**The request**. From the listing below, return each line that includes "name".

* start Data shown *

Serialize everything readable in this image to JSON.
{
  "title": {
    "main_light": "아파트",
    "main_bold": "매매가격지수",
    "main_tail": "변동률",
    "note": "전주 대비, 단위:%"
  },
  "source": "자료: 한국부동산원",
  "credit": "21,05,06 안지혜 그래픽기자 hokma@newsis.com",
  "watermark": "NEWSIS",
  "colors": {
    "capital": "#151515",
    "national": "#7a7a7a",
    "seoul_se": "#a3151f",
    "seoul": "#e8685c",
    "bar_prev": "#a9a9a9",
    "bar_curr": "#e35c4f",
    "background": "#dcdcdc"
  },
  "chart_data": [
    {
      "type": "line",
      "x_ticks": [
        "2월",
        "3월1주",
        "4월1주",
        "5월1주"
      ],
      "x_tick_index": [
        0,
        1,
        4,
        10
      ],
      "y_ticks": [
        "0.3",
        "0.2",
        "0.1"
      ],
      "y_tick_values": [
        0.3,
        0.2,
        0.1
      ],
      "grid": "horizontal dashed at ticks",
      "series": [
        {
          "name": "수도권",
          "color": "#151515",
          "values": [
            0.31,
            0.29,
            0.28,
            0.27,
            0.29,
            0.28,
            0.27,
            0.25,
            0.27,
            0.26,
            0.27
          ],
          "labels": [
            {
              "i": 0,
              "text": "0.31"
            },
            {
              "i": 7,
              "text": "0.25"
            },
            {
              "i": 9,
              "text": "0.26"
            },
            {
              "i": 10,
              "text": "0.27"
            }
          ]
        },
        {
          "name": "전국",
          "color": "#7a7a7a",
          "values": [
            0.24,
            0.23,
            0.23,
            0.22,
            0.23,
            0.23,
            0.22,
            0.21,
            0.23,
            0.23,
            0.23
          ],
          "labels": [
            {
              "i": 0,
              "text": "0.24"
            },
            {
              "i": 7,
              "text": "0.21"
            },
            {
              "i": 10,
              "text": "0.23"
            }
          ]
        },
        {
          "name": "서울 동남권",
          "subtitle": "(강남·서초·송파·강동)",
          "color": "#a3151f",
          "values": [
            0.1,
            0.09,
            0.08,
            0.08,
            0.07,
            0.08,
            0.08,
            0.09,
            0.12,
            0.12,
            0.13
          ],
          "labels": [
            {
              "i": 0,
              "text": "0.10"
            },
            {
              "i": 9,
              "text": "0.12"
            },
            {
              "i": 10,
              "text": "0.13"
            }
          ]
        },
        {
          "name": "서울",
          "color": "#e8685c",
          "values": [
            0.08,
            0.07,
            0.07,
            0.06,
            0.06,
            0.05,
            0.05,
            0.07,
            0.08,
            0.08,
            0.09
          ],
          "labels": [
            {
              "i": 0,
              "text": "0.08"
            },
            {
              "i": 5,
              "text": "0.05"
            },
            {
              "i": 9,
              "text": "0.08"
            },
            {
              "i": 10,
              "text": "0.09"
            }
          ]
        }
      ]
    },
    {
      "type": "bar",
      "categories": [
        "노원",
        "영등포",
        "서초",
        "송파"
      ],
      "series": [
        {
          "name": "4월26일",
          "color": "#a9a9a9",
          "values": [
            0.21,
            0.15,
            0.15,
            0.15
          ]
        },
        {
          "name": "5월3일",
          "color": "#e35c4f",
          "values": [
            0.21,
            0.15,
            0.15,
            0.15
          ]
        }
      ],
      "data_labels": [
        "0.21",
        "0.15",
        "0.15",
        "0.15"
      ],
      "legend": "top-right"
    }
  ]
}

* end Data shown *

**Task answer**.
          "name": "수도권",
          "name": "전국",
          "name": "서울 동남권",
          "name": "서울",
          "name": "4월26일",
          "name": "5월3일",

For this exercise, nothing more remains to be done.